What you have to do - Copy every entry precisely.

━━━━━━━━━━━━━━━━━━━━

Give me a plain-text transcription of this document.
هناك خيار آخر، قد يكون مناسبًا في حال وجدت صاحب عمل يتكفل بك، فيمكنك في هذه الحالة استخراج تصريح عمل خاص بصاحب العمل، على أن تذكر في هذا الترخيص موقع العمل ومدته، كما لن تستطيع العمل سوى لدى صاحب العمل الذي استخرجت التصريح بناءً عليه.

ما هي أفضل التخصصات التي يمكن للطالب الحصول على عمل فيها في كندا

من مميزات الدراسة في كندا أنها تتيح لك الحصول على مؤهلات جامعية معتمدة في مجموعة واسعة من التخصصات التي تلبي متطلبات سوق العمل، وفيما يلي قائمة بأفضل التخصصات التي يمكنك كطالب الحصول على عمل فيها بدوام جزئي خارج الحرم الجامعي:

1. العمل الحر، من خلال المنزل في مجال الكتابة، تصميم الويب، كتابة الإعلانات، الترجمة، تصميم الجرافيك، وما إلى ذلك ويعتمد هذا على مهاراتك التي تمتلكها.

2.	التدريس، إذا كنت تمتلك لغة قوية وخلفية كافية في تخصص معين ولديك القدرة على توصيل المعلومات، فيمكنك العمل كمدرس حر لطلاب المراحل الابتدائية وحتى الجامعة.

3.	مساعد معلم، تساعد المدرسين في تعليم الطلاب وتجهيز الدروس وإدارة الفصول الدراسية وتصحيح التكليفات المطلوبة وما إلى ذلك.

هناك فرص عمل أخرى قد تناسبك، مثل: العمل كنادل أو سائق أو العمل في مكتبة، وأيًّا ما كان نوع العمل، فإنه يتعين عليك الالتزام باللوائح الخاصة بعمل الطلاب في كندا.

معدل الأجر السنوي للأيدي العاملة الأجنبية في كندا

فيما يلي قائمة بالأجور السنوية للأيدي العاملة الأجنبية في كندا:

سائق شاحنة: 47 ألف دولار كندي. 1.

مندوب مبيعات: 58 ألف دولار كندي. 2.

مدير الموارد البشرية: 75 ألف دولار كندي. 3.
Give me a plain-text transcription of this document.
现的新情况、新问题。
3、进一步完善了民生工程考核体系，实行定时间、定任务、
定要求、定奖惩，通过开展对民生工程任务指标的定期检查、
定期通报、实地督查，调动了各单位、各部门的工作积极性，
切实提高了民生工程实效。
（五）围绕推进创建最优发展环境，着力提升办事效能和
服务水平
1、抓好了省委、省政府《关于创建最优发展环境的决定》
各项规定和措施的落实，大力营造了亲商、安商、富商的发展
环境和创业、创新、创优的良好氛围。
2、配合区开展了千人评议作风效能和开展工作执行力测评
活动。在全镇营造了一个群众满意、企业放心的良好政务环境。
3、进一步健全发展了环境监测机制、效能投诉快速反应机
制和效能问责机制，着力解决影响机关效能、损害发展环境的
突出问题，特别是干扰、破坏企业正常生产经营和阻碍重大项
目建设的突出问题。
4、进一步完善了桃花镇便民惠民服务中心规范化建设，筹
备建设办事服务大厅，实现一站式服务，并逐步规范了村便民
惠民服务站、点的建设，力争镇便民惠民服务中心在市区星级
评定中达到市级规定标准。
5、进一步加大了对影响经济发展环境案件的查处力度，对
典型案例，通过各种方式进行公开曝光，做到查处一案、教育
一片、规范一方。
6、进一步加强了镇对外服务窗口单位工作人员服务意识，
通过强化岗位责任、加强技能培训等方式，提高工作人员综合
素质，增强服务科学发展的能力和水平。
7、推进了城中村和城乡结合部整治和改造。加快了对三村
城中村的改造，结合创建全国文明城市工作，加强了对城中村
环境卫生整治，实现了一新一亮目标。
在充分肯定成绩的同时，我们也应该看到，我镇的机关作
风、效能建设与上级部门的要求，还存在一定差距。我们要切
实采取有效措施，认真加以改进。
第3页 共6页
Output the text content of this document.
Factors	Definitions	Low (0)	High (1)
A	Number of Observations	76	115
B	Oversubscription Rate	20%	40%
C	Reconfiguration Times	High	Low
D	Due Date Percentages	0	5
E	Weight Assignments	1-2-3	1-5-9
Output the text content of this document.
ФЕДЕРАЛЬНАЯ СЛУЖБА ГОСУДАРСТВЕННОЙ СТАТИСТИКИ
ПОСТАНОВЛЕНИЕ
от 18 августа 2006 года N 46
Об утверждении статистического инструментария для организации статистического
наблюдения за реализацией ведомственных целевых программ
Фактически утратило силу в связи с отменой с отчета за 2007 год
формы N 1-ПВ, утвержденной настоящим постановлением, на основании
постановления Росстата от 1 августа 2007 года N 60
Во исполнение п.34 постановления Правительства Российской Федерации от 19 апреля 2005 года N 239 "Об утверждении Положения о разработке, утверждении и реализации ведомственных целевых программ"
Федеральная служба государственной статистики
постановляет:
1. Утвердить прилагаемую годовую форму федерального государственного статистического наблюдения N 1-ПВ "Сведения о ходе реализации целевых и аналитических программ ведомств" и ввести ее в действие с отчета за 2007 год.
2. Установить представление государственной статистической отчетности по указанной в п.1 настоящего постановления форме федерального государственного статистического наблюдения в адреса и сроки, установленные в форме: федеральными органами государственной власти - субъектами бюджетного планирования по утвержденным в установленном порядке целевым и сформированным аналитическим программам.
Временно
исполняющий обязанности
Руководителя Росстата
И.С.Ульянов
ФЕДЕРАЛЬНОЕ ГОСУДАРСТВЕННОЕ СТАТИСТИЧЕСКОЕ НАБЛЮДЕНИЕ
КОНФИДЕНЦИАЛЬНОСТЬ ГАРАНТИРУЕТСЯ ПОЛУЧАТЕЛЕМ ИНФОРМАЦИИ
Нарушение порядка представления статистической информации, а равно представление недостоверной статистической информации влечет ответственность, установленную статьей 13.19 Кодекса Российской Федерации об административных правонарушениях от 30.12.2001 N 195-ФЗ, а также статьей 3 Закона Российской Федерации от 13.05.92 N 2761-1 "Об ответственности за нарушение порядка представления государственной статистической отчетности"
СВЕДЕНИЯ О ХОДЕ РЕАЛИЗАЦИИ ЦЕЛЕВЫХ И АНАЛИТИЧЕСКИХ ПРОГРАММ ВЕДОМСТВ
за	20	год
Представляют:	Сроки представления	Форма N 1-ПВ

━━━━━━━━━━━━━━━━━━━━

Result of this exercise -
Give me a plain-text transcription of this document.
هناك خيار آخر، قد يكون مناسبًا في حال وجدت صاحب عمل يتكفل بك، فيمكنك في هذه الحالة استخراج تصريح عمل خاص بصاحب العمل، على أن تذكر في هذا الترخيص موقع العمل ومدته، كما لن تستطيع العمل سوى لدى صاحب العمل الذي استخرجت التصريح بناءً عليه.

ما هي أفضل التخصصات التي يمكن للطالب الحصول على عمل فيها في كندا

من مميزات الدراسة في كندا أنها تتيح لك الحصول على مؤهلات جامعية معتمدة في مجموعة واسعة من التخصصات التي تلبي متطلبات سوق العمل، وفيما يلي قائمة بأفضل التخصصات التي يمكنك كطالب الحصول على عمل فيها بدوام جزئي خارج الحرم الجامعي:

1. العمل الحر، من خلال المنزل في مجال الكتابة، تصميم الويب، كتابة الإعلانات، الترجمة، تصميم الجرافيك، وما إلى ذلك ويعتمد هذا على مهاراتك التي تمتلكها.

2.	التدريس، إذا كنت تمتلك لغة قوية وخلفية كافية في تخصص معين ولديك القدرة على توصيل المعلومات، فيمكنك العمل كمدرس حر لطلاب المراحل الابتدائية وحتى الجامعة.

3.	مساعد معلم، تساعد المدرسين في تعليم الطلاب وتجهيز الدروس وإدارة الفصول الدراسية وتصحيح التكليفات المطلوبة وما إلى ذلك.

هناك فرص عمل أخرى قد تناسبك، مثل: العمل كنادل أو سائق أو العمل في مكتبة، وأيًّا ما كان نوع العمل، فإنه يتعين عليك الالتزام باللوائح الخاصة بعمل الطلاب في كندا.

معدل الأجر السنوي للأيدي العاملة الأجنبية في كندا

فيما يلي قائمة بالأجور السنوية للأيدي العاملة الأجنبية في كندا:

سائق شاحنة: 47 ألف دولار كندي. 1.

مندوب مبيعات: 58 ألف دولار كندي. 2.

مدير الموارد البشرية: 75 ألف دولار كندي. 3.
Give me a plain-text transcription of this document.
现的新情况、新问题。
3、进一步完善了民生工程考核体系，实行定时间、定任务、
定要求、定奖惩，通过开展对民生工程任务指标的定期检查、
定期通报、实地督查，调动了各单位、各部门的工作积极性，
切实提高了民生工程实效。
（五）围绕推进创建最优发展环境，着力提升办事效能和
服务水平
1、抓好了省委、省政府《关于创建最优发展环境的决定》
各项规定和措施的落实，大力营造了亲商、安商、富商的发展
环境和创业、创新、创优的良好氛围。
2、配合区开展了千人评议作风效能和开展工作执行力测评
活动。在全镇营造了一个群众满意、企业放心的良好政务环境。
3、进一步健全发展了环境监测机制、效能投诉快速反应机
制和效能问责机制，着力解决影响机关效能、损害发展环境的
突出问题，特别是干扰、破坏企业正常生产经营和阻碍重大项
目建设的突出问题。
4、进一步完善了桃花镇便民惠民服务中心规范化建设，筹
备建设办事服务大厅，实现一站式服务，并逐步规范了村便民
惠民服务站、点的建设，力争镇便民惠民服务中心在市区星级
评定中达到市级规定标准。
5、进一步加大了对影响经济发展环境案件的查处力度，对
典型案例，通过各种方式进行公开曝光，做到查处一案、教育
一片、规范一方。
6、进一步加强了镇对外服务窗口单位工作人员服务意识，
通过强化岗位责任、加强技能培训等方式，提高工作人员综合
素质，增强服务科学发展的能力和水平。
7、推进了城中村和城乡结合部整治和改造。加快了对三村
城中村的改造，结合创建全国文明城市工作，加强了对城中村
环境卫生整治，实现了一新一亮目标。
在充分肯定成绩的同时，我们也应该看到，我镇的机关作
风、效能建设与上级部门的要求，还存在一定差距。我们要切
实采取有效措施，认真加以改进。
第3页 共6页
Output the text content of this document.
Factors	Definitions	Low (0)	High (1)
A	Number of Observations	76	115
B	Oversubscription Rate	20%	40%
C	Reconfiguration Times	High	Low
D	Due Date Percentages	0	5
E	Weight Assignments	1-2-3	1-5-9
Output the text content of this document.
ФЕДЕРАЛЬНАЯ СЛУЖБА ГОСУДАРСТВЕННОЙ СТАТИСТИКИ
ПОСТАНОВЛЕНИЕ
от 18 августа 2006 года N 46
Об утверждении статистического инструментария для организации статистического
наблюдения за реализацией ведомственных целевых программ
Фактически утратило силу в связи с отменой с отчета за 2007 год
формы N 1-ПВ, утвержденной настоящим постановлением, на основании
постановления Росстата от 1 августа 2007 года N 60
Во исполнение п.34 постановления Правительства Российской Федерации от 19 апреля 2005 года N 239 "Об утверждении Положения о разработке, утверждении и реализации ведомственных целевых программ"
Федеральная служба государственной статистики
постановляет:
1. Утвердить прилагаемую годовую форму федерального государственного статистического наблюдения N 1-ПВ "Сведения о ходе реализации целевых и аналитических программ ведомств" и ввести ее в действие с отчета за 2007 год.
2. Установить представление государственной статистической отчетности по указанной в п.1 настоящего постановления форме федерального государственного статистического наблюдения в адреса и сроки, установленные в форме: федеральными органами государственной власти - субъектами бюджетного планирования по утвержденным в установленном порядке целевым и сформированным аналитическим программам.
Временно
исполняющий обязанности
Руководителя Росстата
И.С.Ульянов
ФЕДЕРАЛЬНОЕ ГОСУДАРСТВЕННОЕ СТАТИСТИЧЕСКОЕ НАБЛЮДЕНИЕ
КОНФИДЕНЦИАЛЬНОСТЬ ГАРАНТИРУЕТСЯ ПОЛУЧАТЕЛЕМ ИНФОРМАЦИИ
Нарушение порядка представления статистической информации, а равно представление недостоверной статистической информации влечет ответственность, установленную статьей 13.19 Кодекса Российской Федерации об административных правонарушениях от 30.12.2001 N 195-ФЗ, а также статьей 3 Закона Российской Федерации от 13.05.92 N 2761-1 "Об ответственности за нарушение порядка представления государственной статистической отчетности"
СВЕДЕНИЯ О ХОДЕ РЕАЛИЗАЦИИ ЦЕЛЕВЫХ И АНАЛИТИЧЕСКИХ ПРОГРАММ ВЕДОМСТВ
за	20	год
Представляют:	Сроки представления	Форма N 1-ПВ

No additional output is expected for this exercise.